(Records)
★ ★ ★ ★ ★ ★ ★

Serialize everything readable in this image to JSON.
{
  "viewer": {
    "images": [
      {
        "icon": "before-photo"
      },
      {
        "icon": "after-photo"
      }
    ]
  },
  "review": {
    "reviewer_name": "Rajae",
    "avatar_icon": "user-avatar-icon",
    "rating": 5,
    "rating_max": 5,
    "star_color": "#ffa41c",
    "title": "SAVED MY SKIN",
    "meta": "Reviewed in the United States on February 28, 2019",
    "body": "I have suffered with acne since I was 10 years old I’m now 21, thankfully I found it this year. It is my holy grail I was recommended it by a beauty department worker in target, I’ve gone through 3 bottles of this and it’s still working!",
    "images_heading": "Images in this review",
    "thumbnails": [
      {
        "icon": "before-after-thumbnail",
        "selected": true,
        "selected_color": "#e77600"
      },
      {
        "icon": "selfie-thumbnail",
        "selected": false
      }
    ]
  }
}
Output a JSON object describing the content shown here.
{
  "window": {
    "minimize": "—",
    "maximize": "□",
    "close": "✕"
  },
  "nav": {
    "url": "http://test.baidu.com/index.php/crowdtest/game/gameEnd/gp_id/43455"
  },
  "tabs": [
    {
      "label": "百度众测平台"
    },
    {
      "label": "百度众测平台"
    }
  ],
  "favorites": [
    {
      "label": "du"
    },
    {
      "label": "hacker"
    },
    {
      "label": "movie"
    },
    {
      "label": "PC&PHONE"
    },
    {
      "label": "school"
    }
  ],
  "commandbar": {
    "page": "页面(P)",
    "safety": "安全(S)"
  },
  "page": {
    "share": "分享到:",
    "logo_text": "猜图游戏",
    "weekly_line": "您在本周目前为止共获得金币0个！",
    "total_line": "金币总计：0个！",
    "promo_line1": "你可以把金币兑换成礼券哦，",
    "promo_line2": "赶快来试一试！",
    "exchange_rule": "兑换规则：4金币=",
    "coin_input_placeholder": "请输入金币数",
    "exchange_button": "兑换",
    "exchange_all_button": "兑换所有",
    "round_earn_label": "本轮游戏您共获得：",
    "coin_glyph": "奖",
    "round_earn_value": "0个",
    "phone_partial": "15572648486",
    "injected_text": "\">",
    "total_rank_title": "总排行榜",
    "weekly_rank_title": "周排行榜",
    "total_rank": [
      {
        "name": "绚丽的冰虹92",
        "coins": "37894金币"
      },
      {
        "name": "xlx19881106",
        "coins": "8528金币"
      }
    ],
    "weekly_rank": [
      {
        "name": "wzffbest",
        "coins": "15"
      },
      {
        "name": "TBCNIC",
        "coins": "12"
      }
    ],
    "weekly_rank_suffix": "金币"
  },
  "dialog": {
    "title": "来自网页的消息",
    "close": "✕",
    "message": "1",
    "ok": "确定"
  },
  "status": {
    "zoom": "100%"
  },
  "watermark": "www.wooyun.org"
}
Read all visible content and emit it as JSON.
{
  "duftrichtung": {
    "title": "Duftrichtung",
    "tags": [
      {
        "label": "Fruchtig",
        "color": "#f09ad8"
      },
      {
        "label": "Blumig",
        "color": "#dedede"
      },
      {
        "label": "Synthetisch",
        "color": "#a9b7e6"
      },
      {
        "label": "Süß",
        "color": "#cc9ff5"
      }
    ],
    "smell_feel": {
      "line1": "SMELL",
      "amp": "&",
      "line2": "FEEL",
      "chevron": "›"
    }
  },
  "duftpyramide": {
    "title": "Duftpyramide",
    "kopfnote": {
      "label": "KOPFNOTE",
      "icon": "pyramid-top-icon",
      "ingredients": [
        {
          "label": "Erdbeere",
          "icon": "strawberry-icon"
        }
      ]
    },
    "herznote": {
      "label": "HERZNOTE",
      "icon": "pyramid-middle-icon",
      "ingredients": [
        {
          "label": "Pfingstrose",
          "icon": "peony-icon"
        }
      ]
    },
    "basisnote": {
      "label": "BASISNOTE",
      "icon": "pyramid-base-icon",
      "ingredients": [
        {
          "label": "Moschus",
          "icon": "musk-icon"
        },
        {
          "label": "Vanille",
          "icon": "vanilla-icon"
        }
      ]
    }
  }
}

★ ★ ★ ★ ★ ★ ★

Task statement:
Exactly reproduce every line found in the records.

Exercise output:
Serialize everything readable in this image to JSON.
{
  "viewer": {
    "images": [
      {
        "icon": "before-photo"
      },
      {
        "icon": "after-photo"
      }
    ]
  },
  "review": {
    "reviewer_name": "Rajae",
    "avatar_icon": "user-avatar-icon",
    "rating": 5,
    "rating_max": 5,
    "star_color": "#ffa41c",
    "title": "SAVED MY SKIN",
    "meta": "Reviewed in the United States on February 28, 2019",
    "body": "I have suffered with acne since I was 10 years old I’m now 21, thankfully I found it this year. It is my holy grail I was recommended it by a beauty department worker in target, I’ve gone through 3 bottles of this and it’s still working!",
    "images_heading": "Images in this review",
    "thumbnails": [
      {
        "icon": "before-after-thumbnail",
        "selected": true,
        "selected_color": "#e77600"
      },
      {
        "icon": "selfie-thumbnail",
        "selected": false
      }
    ]
  }
}
Output a JSON object describing the content shown here.
{
  "window": {
    "minimize": "—",
    "maximize": "□",
    "close": "✕"
  },
  "nav": {
    "url": "http://test.baidu.com/index.php/crowdtest/game/gameEnd/gp_id/43455"
  },
  "tabs": [
    {
      "label": "百度众测平台"
    },
    {
      "label": "百度众测平台"
    }
  ],
  "favorites": [
    {
      "label": "du"
    },
    {
      "label": "hacker"
    },
    {
      "label": "movie"
    },
    {
      "label": "PC&PHONE"
    },
    {
      "label": "school"
    }
  ],
  "commandbar": {
    "page": "页面(P)",
    "safety": "安全(S)"
  },
  "page": {
    "share": "分享到:",
    "logo_text": "猜图游戏",
    "weekly_line": "您在本周目前为止共获得金币0个！",
    "total_line": "金币总计：0个！",
    "promo_line1": "你可以把金币兑换成礼券哦，",
    "promo_line2": "赶快来试一试！",
    "exchange_rule": "兑换规则：4金币=",
    "coin_input_placeholder": "请输入金币数",
    "exchange_button": "兑换",
    "exchange_all_button": "兑换所有",
    "round_earn_label": "本轮游戏您共获得：",
    "coin_glyph": "奖",
    "round_earn_value": "0个",
    "phone_partial": "15572648486",
    "injected_text": "\">",
    "total_rank_title": "总排行榜",
    "weekly_rank_title": "周排行榜",
    "total_rank": [
      {
        "name": "绚丽的冰虹92",
        "coins": "37894金币"
      },
      {
        "name": "xlx19881106",
        "coins": "8528金币"
      }
    ],
    "weekly_rank": [
      {
        "name": "wzffbest",
        "coins": "15"
      },
      {
        "name": "TBCNIC",
        "coins": "12"
      }
    ],
    "weekly_rank_suffix": "金币"
  },
  "dialog": {
    "title": "来自网页的消息",
    "close": "✕",
    "message": "1",
    "ok": "确定"
  },
  "status": {
    "zoom": "100%"
  },
  "watermark": "www.wooyun.org"
}
Read all visible content and emit it as JSON.
{
  "duftrichtung": {
    "title": "Duftrichtung",
    "tags": [
      {
        "label": "Fruchtig",
        "color": "#f09ad8"
      },
      {
        "label": "Blumig",
        "color": "#dedede"
      },
      {
        "label": "Synthetisch",
        "color": "#a9b7e6"
      },
      {
        "label": "Süß",
        "color": "#cc9ff5"
      }
    ],
    "smell_feel": {
      "line1": "SMELL",
      "amp": "&",
      "line2": "FEEL",
      "chevron": "›"
    }
  },
  "duftpyramide": {
    "title": "Duftpyramide",
    "kopfnote": {
      "label": "KOPFNOTE",
      "icon": "pyramid-top-icon",
      "ingredients": [
        {
          "label": "Erdbeere",
          "icon": "strawberry-icon"
        }
      ]
    },
    "herznote": {
      "label": "HERZNOTE",
      "icon": "pyramid-middle-icon",
      "ingredients": [
        {
          "label": "Pfingstrose",
          "icon": "peony-icon"
        }
      ]
    },
    "basisnote": {
      "label": "BASISNOTE",
      "icon": "pyramid-base-icon",
      "ingredients": [
        {
          "label": "Moschus",
          "icon": "musk-icon"
        },
        {
          "label": "Vanille",
          "icon": "vanilla-icon"
        }
      ]
    }
  }
}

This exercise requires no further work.